::: Data shown :::
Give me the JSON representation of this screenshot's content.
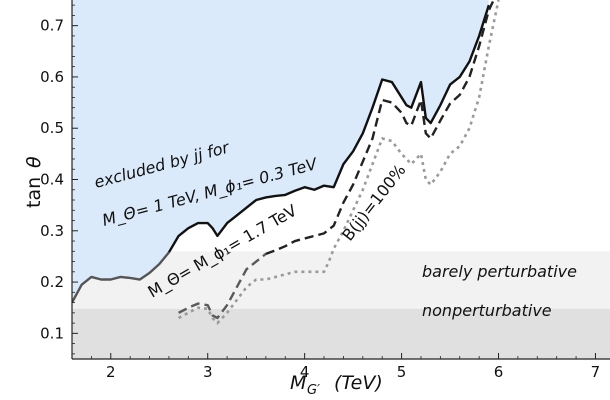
{
  "chart_data": {
    "type": "line",
    "xlabel": "M_{G'} (TeV)",
    "ylabel": "tan θ",
    "xlim": [
      1.6,
      7.15
    ],
    "ylim": [
      0.05,
      0.75
    ],
    "x_ticks": [
      2,
      3,
      4,
      5,
      6,
      7
    ],
    "y_ticks": [
      0.1,
      0.2,
      0.3,
      0.4,
      0.5,
      0.6,
      0.7
    ],
    "colors": {
      "excluded_fill": "#dbeafa",
      "barely_band": "#f2f2f2",
      "nonpert_band": "#e0e0e0",
      "solid": "#111111",
      "solid_low": "#555555",
      "dashed": "#222222",
      "dashed_low": "#5a5a5a",
      "dotted": "#9a9a9a"
    },
    "bands": [
      {
        "name": "barely perturbative",
        "y_range": [
          0.148,
          0.26
        ]
      },
      {
        "name": "nonperturbative",
        "y_range": [
          0.05,
          0.148
        ]
      }
    ],
    "series": [
      {
        "style": "solid",
        "x": [
          1.6,
          1.7,
          1.8,
          1.9,
          2.0,
          2.1,
          2.2,
          2.3,
          2.4,
          2.5,
          2.6,
          2.7,
          2.8,
          2.9,
          3.0,
          3.05,
          3.1,
          3.2,
          3.3,
          3.4,
          3.5,
          3.6,
          3.7,
          3.8,
          3.9,
          4.0,
          4.1,
          4.2,
          4.3,
          4.4,
          4.5,
          4.6,
          4.7,
          4.8,
          4.9,
          5.0,
          5.05,
          5.1,
          5.2,
          5.25,
          5.3,
          5.4,
          5.5,
          5.6,
          5.7,
          5.8,
          5.9
        ],
        "y": [
          0.16,
          0.195,
          0.21,
          0.205,
          0.205,
          0.21,
          0.208,
          0.205,
          0.218,
          0.235,
          0.258,
          0.29,
          0.305,
          0.315,
          0.315,
          0.305,
          0.29,
          0.315,
          0.33,
          0.345,
          0.36,
          0.365,
          0.368,
          0.37,
          0.378,
          0.385,
          0.38,
          0.388,
          0.385,
          0.43,
          0.455,
          0.49,
          0.54,
          0.595,
          0.59,
          0.56,
          0.545,
          0.54,
          0.59,
          0.52,
          0.51,
          0.545,
          0.585,
          0.6,
          0.63,
          0.68,
          0.74
        ]
      },
      {
        "style": "dashed",
        "x": [
          2.7,
          2.75,
          2.8,
          2.9,
          3.0,
          3.05,
          3.1,
          3.2,
          3.3,
          3.4,
          3.5,
          3.6,
          3.7,
          3.8,
          3.9,
          4.0,
          4.1,
          4.2,
          4.3,
          4.4,
          4.5,
          4.6,
          4.7,
          4.8,
          4.9,
          5.0,
          5.05,
          5.1,
          5.2,
          5.25,
          5.3,
          5.4,
          5.5,
          5.6,
          5.7,
          5.8,
          5.9,
          5.95
        ],
        "y": [
          0.14,
          0.145,
          0.15,
          0.158,
          0.155,
          0.135,
          0.13,
          0.155,
          0.19,
          0.225,
          0.24,
          0.255,
          0.262,
          0.27,
          0.28,
          0.285,
          0.29,
          0.295,
          0.31,
          0.355,
          0.39,
          0.435,
          0.48,
          0.555,
          0.55,
          0.53,
          0.51,
          0.505,
          0.555,
          0.49,
          0.48,
          0.515,
          0.548,
          0.565,
          0.6,
          0.66,
          0.73,
          0.75
        ]
      },
      {
        "style": "dotted",
        "x": [
          2.7,
          2.8,
          2.9,
          3.0,
          3.05,
          3.1,
          3.2,
          3.3,
          3.4,
          3.5,
          3.6,
          3.7,
          3.8,
          3.9,
          4.0,
          4.1,
          4.2,
          4.25,
          4.3,
          4.4,
          4.5,
          4.6,
          4.7,
          4.8,
          4.9,
          5.0,
          5.1,
          5.2,
          5.25,
          5.3,
          5.4,
          5.5,
          5.6,
          5.7,
          5.8,
          5.9,
          6.0
        ],
        "y": [
          0.13,
          0.14,
          0.15,
          0.148,
          0.13,
          0.12,
          0.14,
          0.165,
          0.19,
          0.205,
          0.205,
          0.21,
          0.215,
          0.22,
          0.22,
          0.22,
          0.22,
          0.24,
          0.265,
          0.3,
          0.34,
          0.38,
          0.43,
          0.48,
          0.475,
          0.45,
          0.43,
          0.45,
          0.4,
          0.39,
          0.415,
          0.45,
          0.465,
          0.5,
          0.56,
          0.66,
          0.75
        ]
      }
    ],
    "annotations": {
      "excluded_line1": "excluded by jj  for",
      "excluded_line2": "M_Θ= 1 TeV, M_ϕ₁= 0.3 TeV",
      "dashed_label": "M_Θ= M_ϕ₁= 1.7 TeV",
      "dotted_label": "B(jj)=100%",
      "barely": "barely perturbative",
      "nonpert": "nonperturbative"
    },
    "grid": false
  }
}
:::
Make an exact copy of the whole listing, but don't bring over any pictures.

Give me the JSON representation of this screenshot's content.
{
  "chart_data": {
    "type": "line",
    "xlabel": "M_{G'} (TeV)",
    "ylabel": "tan θ",
    "xlim": [
      1.6,
      7.15
    ],
    "ylim": [
      0.05,
      0.75
    ],
    "x_ticks": [
      2,
      3,
      4,
      5,
      6,
      7
    ],
    "y_ticks": [
      0.1,
      0.2,
      0.3,
      0.4,
      0.5,
      0.6,
      0.7
    ],
    "colors": {
      "excluded_fill": "#dbeafa",
      "barely_band": "#f2f2f2",
      "nonpert_band": "#e0e0e0",
      "solid": "#111111",
      "solid_low": "#555555",
      "dashed": "#222222",
      "dashed_low": "#5a5a5a",
      "dotted": "#9a9a9a"
    },
    "bands": [
      {
        "name": "barely perturbative",
        "y_range": [
          0.148,
          0.26
        ]
      },
      {
        "name": "nonperturbative",
        "y_range": [
          0.05,
          0.148
        ]
      }
    ],
    "series": [
      {
        "style": "solid",
        "x": [
          1.6,
          1.7,
          1.8,
          1.9,
          2.0,
          2.1,
          2.2,
          2.3,
          2.4,
          2.5,
          2.6,
          2.7,
          2.8,
          2.9,
          3.0,
          3.05,
          3.1,
          3.2,
          3.3,
          3.4,
          3.5,
          3.6,
          3.7,
          3.8,
          3.9,
          4.0,
          4.1,
          4.2,
          4.3,
          4.4,
          4.5,
          4.6,
          4.7,
          4.8,
          4.9,
          5.0,
          5.05,
          5.1,
          5.2,
          5.25,
          5.3,
          5.4,
          5.5,
          5.6,
          5.7,
          5.8,
          5.9
        ],
        "y": [
          0.16,
          0.195,
          0.21,
          0.205,
          0.205,
          0.21,
          0.208,
          0.205,
          0.218,
          0.235,
          0.258,
          0.29,
          0.305,
          0.315,
          0.315,
          0.305,
          0.29,
          0.315,
          0.33,
          0.345,
          0.36,
          0.365,
          0.368,
          0.37,
          0.378,
          0.385,
          0.38,
          0.388,
          0.385,
          0.43,
          0.455,
          0.49,
          0.54,
          0.595,
          0.59,
          0.56,
          0.545,
          0.54,
          0.59,
          0.52,
          0.51,
          0.545,
          0.585,
          0.6,
          0.63,
          0.68,
          0.74
        ]
      },
      {
        "style": "dashed",
        "x": [
          2.7,
          2.75,
          2.8,
          2.9,
          3.0,
          3.05,
          3.1,
          3.2,
          3.3,
          3.4,
          3.5,
          3.6,
          3.7,
          3.8,
          3.9,
          4.0,
          4.1,
          4.2,
          4.3,
          4.4,
          4.5,
          4.6,
          4.7,
          4.8,
          4.9,
          5.0,
          5.05,
          5.1,
          5.2,
          5.25,
          5.3,
          5.4,
          5.5,
          5.6,
          5.7,
          5.8,
          5.9,
          5.95
        ],
        "y": [
          0.14,
          0.145,
          0.15,
          0.158,
          0.155,
          0.135,
          0.13,
          0.155,
          0.19,
          0.225,
          0.24,
          0.255,
          0.262,
          0.27,
          0.28,
          0.285,
          0.29,
          0.295,
          0.31,
          0.355,
          0.39,
          0.435,
          0.48,
          0.555,
          0.55,
          0.53,
          0.51,
          0.505,
          0.555,
          0.49,
          0.48,
          0.515,
          0.548,
          0.565,
          0.6,
          0.66,
          0.73,
          0.75
        ]
      },
      {
        "style": "dotted",
        "x": [
          2.7,
          2.8,
          2.9,
          3.0,
          3.05,
          3.1,
          3.2,
          3.3,
          3.4,
          3.5,
          3.6,
          3.7,
          3.8,
          3.9,
          4.0,
          4.1,
          4.2,
          4.25,
          4.3,
          4.4,
          4.5,
          4.6,
          4.7,
          4.8,
          4.9,
          5.0,
          5.1,
          5.2,
          5.25,
          5.3,
          5.4,
          5.5,
          5.6,
          5.7,
          5.8,
          5.9,
          6.0
        ],
        "y": [
          0.13,
          0.14,
          0.15,
          0.148,
          0.13,
          0.12,
          0.14,
          0.165,
          0.19,
          0.205,
          0.205,
          0.21,
          0.215,
          0.22,
          0.22,
          0.22,
          0.22,
          0.24,
          0.265,
          0.3,
          0.34,
          0.38,
          0.43,
          0.48,
          0.475,
          0.45,
          0.43,
          0.45,
          0.4,
          0.39,
          0.415,
          0.45,
          0.465,
          0.5,
          0.56,
          0.66,
          0.75
        ]
      }
    ],
    "annotations": {
      "excluded_line1": "excluded by jj  for",
      "excluded_line2": "M_Θ= 1 TeV, M_ϕ₁= 0.3 TeV",
      "dashed_label": "M_Θ= M_ϕ₁= 1.7 TeV",
      "dotted_label": "B(jj)=100%",
      "barely": "barely perturbative",
      "nonpert": "nonperturbative"
    },
    "grid": false
  }
}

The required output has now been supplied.